* _EXTRACTED MATERIAL_
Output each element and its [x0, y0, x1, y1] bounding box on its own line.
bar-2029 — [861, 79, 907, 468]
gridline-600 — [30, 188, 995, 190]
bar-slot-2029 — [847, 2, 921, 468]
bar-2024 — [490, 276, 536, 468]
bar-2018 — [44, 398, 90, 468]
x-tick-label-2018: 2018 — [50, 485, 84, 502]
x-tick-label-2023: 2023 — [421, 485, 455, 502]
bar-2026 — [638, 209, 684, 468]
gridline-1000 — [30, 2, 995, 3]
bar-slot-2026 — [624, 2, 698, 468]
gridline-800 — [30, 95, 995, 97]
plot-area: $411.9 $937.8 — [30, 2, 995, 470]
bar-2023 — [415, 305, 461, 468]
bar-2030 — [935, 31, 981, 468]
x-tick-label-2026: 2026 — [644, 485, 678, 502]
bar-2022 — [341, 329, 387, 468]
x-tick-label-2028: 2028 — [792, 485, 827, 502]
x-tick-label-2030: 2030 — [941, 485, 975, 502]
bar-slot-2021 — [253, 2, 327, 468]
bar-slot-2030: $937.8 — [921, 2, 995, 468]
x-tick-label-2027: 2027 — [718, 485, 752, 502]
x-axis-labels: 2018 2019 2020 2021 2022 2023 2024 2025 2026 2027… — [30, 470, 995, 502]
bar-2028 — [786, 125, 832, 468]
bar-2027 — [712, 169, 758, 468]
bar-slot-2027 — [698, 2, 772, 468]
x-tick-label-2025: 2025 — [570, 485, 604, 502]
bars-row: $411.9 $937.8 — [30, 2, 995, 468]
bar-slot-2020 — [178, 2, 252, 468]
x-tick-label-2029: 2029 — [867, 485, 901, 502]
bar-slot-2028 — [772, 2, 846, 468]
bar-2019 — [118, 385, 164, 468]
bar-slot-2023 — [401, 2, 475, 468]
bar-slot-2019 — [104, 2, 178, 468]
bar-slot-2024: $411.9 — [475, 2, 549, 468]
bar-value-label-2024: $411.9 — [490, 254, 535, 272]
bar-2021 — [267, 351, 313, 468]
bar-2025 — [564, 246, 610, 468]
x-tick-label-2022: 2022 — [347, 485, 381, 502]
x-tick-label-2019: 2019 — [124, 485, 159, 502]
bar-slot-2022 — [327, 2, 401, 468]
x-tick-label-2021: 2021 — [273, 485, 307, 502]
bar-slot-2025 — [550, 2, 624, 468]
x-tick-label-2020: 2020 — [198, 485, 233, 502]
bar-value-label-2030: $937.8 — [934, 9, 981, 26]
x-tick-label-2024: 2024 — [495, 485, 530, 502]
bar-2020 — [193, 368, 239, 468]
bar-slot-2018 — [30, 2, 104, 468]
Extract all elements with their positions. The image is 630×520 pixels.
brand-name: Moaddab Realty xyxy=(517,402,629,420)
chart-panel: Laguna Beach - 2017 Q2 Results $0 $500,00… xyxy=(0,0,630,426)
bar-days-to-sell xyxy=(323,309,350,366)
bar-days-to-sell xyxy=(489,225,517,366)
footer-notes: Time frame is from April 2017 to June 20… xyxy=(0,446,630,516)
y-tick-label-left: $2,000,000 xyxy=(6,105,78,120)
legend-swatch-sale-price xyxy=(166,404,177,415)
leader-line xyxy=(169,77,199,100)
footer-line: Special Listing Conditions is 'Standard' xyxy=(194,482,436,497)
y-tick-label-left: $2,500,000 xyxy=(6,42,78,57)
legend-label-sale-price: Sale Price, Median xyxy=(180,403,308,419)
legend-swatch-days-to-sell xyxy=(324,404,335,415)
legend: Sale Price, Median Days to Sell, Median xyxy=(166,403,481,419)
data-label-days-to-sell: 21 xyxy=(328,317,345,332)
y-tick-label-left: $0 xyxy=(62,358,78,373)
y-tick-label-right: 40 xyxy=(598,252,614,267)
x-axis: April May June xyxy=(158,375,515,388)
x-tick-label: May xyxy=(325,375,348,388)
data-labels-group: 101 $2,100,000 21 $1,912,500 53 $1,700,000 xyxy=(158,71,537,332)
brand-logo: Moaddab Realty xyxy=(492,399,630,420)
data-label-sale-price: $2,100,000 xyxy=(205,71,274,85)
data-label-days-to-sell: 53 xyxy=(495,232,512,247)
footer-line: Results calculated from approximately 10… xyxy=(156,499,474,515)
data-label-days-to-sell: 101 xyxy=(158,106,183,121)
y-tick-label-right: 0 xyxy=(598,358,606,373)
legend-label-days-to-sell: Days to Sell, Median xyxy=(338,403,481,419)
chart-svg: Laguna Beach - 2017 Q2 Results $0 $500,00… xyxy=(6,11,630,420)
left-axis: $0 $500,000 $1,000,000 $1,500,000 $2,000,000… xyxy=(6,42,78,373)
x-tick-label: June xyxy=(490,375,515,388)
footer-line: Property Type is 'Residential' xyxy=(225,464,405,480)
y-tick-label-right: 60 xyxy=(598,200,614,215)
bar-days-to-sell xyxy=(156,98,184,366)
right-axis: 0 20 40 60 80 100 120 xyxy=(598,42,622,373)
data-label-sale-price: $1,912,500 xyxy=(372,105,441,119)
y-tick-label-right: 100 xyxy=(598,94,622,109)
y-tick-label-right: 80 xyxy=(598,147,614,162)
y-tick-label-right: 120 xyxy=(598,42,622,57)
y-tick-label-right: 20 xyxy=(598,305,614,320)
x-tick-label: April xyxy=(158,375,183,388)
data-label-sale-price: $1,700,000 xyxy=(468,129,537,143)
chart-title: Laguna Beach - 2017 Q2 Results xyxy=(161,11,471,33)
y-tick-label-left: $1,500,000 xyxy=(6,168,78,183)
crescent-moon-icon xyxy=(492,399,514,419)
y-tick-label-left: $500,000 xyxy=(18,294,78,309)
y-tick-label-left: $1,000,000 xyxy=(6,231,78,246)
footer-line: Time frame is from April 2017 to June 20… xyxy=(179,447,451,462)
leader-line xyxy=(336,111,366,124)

* _TASK GOAL_
Write out every line in all of the records as a numbered list, leaving out any blank lines.

* _WRITTEN RESPONSE_
1. Output each element and its [x0, y0, x1, y1] bounding box on its own line.
2. bar-2029 — [861, 79, 907, 468]
3. gridline-600 — [30, 188, 995, 190]
4. bar-slot-2029 — [847, 2, 921, 468]
5. bar-2024 — [490, 276, 536, 468]
6. bar-2018 — [44, 398, 90, 468]
7. x-tick-label-2018: 2018 — [50, 485, 84, 502]
8. x-tick-label-2023: 2023 — [421, 485, 455, 502]
9. bar-2026 — [638, 209, 684, 468]
10. gridline-1000 — [30, 2, 995, 3]
11. bar-slot-2026 — [624, 2, 698, 468]
12. gridline-800 — [30, 95, 995, 97]
13. plot-area: $411.9 $937.8 — [30, 2, 995, 470]
14. bar-2023 — [415, 305, 461, 468]
15. bar-2030 — [935, 31, 981, 468]
16. x-tick-label-2026: 2026 — [644, 485, 678, 502]
17. bar-2022 — [341, 329, 387, 468]
18. x-tick-label-2028: 2028 — [792, 485, 827, 502]
19. x-tick-label-2030: 2030 — [941, 485, 975, 502]
20. bar-slot-2021 — [253, 2, 327, 468]
21. bar-slot-2030: $937.8 — [921, 2, 995, 468]
22. x-tick-label-2027: 2027 — [718, 485, 752, 502]
23. x-axis-labels: 2018 2019 2020 2021 2022 2023 2024 2025 2026 2027… — [30, 470, 995, 502]
24. bar-2028 — [786, 125, 832, 468]
25. bar-2027 — [712, 169, 758, 468]
26. bar-slot-2027 — [698, 2, 772, 468]
27. x-tick-label-2025: 2025 — [570, 485, 604, 502]
28. bars-row: $411.9 $937.8 — [30, 2, 995, 468]
29. bar-slot-2020 — [178, 2, 252, 468]
30. x-tick-label-2029: 2029 — [867, 485, 901, 502]
31. bar-slot-2028 — [772, 2, 846, 468]
32. bar-2019 — [118, 385, 164, 468]
33. bar-slot-2023 — [401, 2, 475, 468]
34. bar-slot-2019 — [104, 2, 178, 468]
35. bar-slot-2024: $411.9 — [475, 2, 549, 468]
36. bar-value-label-2024: $411.9 — [490, 254, 535, 272]
37. bar-2021 — [267, 351, 313, 468]
38. bar-2025 — [564, 246, 610, 468]
39. x-tick-label-2022: 2022 — [347, 485, 381, 502]
40. x-tick-label-2019: 2019 — [124, 485, 159, 502]
41. bar-slot-2022 — [327, 2, 401, 468]
42. x-tick-label-2021: 2021 — [273, 485, 307, 502]
43. bar-slot-2025 — [550, 2, 624, 468]
44. x-tick-label-2020: 2020 — [198, 485, 233, 502]
45. bar-value-label-2030: $937.8 — [934, 9, 981, 26]
46. x-tick-label-2024: 2024 — [495, 485, 530, 502]
47. bar-2020 — [193, 368, 239, 468]
48. bar-slot-2018 — [30, 2, 104, 468]
49. Extract all elements with their positions. The image is 630×520 pixels.
50. brand-name: Moaddab Realty xyxy=(517,402,629,420)
51. chart-panel: Laguna Beach - 2017 Q2 Results $0 $500,00… xyxy=(0,0,630,426)
52. bar-days-to-sell xyxy=(323,309,350,366)
53. bar-days-to-sell xyxy=(489,225,517,366)
54. footer-notes: Time frame is from April 2017 to June 20… xyxy=(0,446,630,516)
55. y-tick-label-left: $2,000,000 xyxy=(6,105,78,120)
56. legend-swatch-sale-price xyxy=(166,404,177,415)
57. leader-line xyxy=(169,77,199,100)
58. footer-line: Special Listing Conditions is 'Standard' xyxy=(194,482,436,497)
59. y-tick-label-left: $2,500,000 xyxy=(6,42,78,57)
60. legend-label-sale-price: Sale Price, Median xyxy=(180,403,308,419)
61. legend-swatch-days-to-sell xyxy=(324,404,335,415)
62. legend: Sale Price, Median Days to Sell, Median xyxy=(166,403,481,419)
63. data-label-days-to-sell: 21 xyxy=(328,317,345,332)
64. y-tick-label-left: $0 xyxy=(62,358,78,373)
65. y-tick-label-right: 40 xyxy=(598,252,614,267)
66. x-axis: April May June xyxy=(158,375,515,388)
67. x-tick-label: May xyxy=(325,375,348,388)
68. data-labels-group: 101 $2,100,000 21 $1,912,500 53 $1,700,000 xyxy=(158,71,537,332)
69. brand-logo: Moaddab Realty xyxy=(492,399,630,420)
70. data-label-sale-price: $2,100,000 xyxy=(205,71,274,85)
71. data-label-days-to-sell: 53 xyxy=(495,232,512,247)
72. footer-line: Results calculated from approximately 10… xyxy=(156,499,474,515)
73. data-label-days-to-sell: 101 xyxy=(158,106,183,121)
74. y-tick-label-right: 0 xyxy=(598,358,606,373)
75. legend-label-days-to-sell: Days to Sell, Median xyxy=(338,403,481,419)
76. chart-svg: Laguna Beach - 2017 Q2 Results $0 $500,00… xyxy=(6,11,630,420)
77. left-axis: $0 $500,000 $1,000,000 $1,500,000 $2,000,000… xyxy=(6,42,78,373)
78. x-tick-label: June xyxy=(490,375,515,388)
79. footer-line: Property Type is 'Residential' xyxy=(225,464,405,480)
80. y-tick-label-right: 60 xyxy=(598,200,614,215)
81. bar-days-to-sell xyxy=(156,98,184,366)
82. right-axis: 0 20 40 60 80 100 120 xyxy=(598,42,622,373)
83. data-label-sale-price: $1,912,500 xyxy=(372,105,441,119)
84. y-tick-label-right: 100 xyxy=(598,94,622,109)
85. y-tick-label-right: 80 xyxy=(598,147,614,162)
86. y-tick-label-right: 120 xyxy=(598,42,622,57)
87. y-tick-label-right: 20 xyxy=(598,305,614,320)
88. x-tick-label: April xyxy=(158,375,183,388)
89. data-label-sale-price: $1,700,000 xyxy=(468,129,537,143)
90. chart-title: Laguna Beach - 2017 Q2 Results xyxy=(161,11,471,33)
91. y-tick-label-left: $1,500,000 xyxy=(6,168,78,183)
92. crescent-moon-icon xyxy=(492,399,514,419)
93. y-tick-label-left: $500,000 xyxy=(18,294,78,309)
94. y-tick-label-left: $1,000,000 xyxy=(6,231,78,246)
95. footer-line: Time frame is from April 2017 to June 20… xyxy=(179,447,451,462)
96. leader-line xyxy=(336,111,366,124)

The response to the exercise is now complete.